* Data for the task
-*-*-
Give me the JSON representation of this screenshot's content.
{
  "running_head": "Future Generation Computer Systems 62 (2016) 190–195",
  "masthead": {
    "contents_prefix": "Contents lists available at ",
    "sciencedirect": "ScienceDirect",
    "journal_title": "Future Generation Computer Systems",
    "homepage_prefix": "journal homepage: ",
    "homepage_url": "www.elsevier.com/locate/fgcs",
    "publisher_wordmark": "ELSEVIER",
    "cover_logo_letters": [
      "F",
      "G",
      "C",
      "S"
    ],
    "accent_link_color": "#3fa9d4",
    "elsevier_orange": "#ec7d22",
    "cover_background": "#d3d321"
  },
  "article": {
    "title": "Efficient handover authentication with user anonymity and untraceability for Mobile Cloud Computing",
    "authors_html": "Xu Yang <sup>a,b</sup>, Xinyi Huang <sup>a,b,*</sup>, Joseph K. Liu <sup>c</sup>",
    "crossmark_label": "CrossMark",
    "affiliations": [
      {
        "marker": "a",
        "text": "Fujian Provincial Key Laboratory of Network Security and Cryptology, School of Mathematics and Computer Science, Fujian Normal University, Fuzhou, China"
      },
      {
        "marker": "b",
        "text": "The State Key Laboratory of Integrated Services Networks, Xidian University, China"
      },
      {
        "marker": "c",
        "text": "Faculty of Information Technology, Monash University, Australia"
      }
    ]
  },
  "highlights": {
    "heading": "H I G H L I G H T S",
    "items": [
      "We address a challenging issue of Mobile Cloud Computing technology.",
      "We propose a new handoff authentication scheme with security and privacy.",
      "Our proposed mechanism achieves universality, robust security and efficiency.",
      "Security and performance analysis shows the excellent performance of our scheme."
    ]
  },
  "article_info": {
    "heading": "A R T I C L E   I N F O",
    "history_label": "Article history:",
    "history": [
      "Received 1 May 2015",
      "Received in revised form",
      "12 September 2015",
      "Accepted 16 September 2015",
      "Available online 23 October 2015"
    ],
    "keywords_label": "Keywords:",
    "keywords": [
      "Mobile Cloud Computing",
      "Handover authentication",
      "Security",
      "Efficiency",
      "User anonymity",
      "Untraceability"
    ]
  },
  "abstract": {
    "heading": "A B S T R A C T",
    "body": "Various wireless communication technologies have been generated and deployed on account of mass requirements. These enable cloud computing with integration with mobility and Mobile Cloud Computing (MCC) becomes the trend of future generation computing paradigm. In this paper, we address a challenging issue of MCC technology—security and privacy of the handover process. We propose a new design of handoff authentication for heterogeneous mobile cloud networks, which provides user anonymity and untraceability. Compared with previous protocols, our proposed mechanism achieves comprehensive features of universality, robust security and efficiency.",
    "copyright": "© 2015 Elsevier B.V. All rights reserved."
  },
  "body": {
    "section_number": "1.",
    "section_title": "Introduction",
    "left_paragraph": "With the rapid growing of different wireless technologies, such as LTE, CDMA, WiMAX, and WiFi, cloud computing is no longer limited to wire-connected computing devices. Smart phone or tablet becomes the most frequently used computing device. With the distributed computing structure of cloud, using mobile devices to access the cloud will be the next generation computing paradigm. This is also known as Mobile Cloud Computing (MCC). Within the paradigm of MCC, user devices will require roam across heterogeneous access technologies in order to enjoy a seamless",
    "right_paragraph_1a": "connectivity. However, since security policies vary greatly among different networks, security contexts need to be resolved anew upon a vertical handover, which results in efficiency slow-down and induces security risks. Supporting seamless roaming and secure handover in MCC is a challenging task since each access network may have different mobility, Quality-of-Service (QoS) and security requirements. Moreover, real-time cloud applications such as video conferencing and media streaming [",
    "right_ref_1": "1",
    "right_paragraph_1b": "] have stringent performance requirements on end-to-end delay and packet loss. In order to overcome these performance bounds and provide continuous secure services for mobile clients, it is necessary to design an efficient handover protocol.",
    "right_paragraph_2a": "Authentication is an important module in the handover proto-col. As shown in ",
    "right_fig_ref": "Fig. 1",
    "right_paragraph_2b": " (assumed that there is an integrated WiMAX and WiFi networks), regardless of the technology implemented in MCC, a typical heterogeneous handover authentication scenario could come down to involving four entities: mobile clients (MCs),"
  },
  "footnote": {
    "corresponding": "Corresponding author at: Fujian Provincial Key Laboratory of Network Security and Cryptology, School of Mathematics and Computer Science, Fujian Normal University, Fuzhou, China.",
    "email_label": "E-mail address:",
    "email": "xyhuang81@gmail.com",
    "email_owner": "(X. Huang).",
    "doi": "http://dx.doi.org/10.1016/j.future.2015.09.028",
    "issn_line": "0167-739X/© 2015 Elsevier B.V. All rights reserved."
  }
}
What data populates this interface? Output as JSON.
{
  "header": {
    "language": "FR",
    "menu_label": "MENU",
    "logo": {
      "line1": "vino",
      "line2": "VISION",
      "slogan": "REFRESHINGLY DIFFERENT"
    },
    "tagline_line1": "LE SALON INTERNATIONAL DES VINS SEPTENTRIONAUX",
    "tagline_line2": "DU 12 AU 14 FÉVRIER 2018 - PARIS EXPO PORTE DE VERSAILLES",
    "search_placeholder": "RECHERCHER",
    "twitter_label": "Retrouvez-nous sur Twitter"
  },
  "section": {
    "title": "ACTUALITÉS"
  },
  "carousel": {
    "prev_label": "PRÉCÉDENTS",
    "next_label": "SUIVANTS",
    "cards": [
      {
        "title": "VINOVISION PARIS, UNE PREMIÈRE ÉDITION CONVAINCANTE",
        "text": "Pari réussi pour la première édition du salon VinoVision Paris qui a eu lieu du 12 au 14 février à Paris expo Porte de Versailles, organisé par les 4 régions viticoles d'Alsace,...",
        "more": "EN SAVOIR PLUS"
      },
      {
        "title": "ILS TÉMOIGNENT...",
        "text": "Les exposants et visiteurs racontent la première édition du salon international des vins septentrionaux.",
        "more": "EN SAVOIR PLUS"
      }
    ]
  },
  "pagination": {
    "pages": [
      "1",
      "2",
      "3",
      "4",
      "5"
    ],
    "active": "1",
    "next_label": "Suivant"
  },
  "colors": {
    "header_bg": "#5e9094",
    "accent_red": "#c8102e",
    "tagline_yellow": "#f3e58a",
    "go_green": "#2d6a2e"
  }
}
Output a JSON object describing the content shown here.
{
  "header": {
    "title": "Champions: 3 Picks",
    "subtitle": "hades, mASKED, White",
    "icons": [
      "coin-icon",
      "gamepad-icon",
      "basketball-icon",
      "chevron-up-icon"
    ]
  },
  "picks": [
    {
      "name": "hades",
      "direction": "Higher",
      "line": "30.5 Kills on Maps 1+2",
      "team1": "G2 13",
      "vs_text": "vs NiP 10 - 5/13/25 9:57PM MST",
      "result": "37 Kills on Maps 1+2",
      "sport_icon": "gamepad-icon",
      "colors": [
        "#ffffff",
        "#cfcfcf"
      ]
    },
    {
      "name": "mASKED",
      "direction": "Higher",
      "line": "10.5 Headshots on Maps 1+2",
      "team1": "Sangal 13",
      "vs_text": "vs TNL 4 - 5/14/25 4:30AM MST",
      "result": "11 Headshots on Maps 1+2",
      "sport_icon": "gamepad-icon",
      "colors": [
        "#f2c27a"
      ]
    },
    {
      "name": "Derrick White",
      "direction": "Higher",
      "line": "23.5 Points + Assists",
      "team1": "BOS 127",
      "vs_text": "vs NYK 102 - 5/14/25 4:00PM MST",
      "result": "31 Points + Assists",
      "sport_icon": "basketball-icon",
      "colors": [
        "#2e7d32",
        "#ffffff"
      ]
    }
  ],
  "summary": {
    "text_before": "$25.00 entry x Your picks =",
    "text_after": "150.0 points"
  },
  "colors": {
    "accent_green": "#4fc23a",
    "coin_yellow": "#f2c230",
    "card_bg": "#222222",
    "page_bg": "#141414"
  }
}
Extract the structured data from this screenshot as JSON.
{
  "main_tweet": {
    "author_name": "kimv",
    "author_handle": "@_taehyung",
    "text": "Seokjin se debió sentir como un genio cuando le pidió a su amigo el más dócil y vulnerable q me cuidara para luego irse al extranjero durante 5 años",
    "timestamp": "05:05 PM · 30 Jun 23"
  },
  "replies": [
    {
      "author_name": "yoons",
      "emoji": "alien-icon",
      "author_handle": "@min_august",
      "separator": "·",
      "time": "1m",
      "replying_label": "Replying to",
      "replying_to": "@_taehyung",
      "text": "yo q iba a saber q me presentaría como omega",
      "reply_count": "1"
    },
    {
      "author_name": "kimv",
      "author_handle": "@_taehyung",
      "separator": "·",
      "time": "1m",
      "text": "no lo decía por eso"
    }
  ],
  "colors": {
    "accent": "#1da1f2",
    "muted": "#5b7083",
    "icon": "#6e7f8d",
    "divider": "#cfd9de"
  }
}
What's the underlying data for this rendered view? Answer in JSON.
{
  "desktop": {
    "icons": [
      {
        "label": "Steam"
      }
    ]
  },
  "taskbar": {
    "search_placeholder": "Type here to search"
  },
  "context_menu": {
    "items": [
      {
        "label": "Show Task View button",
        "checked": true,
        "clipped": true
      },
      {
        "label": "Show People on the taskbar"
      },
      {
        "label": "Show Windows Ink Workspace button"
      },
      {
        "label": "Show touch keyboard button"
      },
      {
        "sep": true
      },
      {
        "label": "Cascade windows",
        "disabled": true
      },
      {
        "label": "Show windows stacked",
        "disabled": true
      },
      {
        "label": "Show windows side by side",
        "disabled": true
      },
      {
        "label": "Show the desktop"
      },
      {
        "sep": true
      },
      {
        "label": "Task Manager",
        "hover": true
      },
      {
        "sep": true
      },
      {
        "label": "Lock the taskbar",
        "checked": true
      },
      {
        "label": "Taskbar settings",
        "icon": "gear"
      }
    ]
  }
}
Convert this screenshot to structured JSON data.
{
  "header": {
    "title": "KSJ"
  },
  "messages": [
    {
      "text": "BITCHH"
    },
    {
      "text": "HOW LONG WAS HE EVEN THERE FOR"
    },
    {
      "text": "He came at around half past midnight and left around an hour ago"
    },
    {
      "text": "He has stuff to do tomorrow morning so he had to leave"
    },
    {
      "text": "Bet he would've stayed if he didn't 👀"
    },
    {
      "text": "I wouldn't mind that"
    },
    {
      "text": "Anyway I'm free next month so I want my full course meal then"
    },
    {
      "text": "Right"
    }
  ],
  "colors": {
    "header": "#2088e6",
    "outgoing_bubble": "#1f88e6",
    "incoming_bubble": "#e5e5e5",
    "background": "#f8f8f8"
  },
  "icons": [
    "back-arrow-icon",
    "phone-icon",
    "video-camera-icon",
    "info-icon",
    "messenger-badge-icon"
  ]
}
-*-*-
* Task prompt
Extract every line that has the string "order" in it.

* Task response
    "left_paragraph": "With the rapid growing of different wireless technologies, such as LTE, CDMA, WiMAX, and WiFi, cloud computing is no longer limited to wire-connected computing devices. Smart phone or tablet becomes the most frequently used computing device. With the distributed computing structure of cloud, using mobile devices to access the cloud will be the next generation computing paradigm. This is also known as Mobile Cloud Computing (MCC). Within the paradigm of MCC, user devices will require roam across heterogeneous access technologies in order to enjoy a seamless",
    "right_paragraph_1b": "] have stringent performance requirements on end-to-end delay and packet loss. In order to overcome these performance bounds and provide continuous secure services for mobile clients, it is necessary to design an efficient handover protocol.",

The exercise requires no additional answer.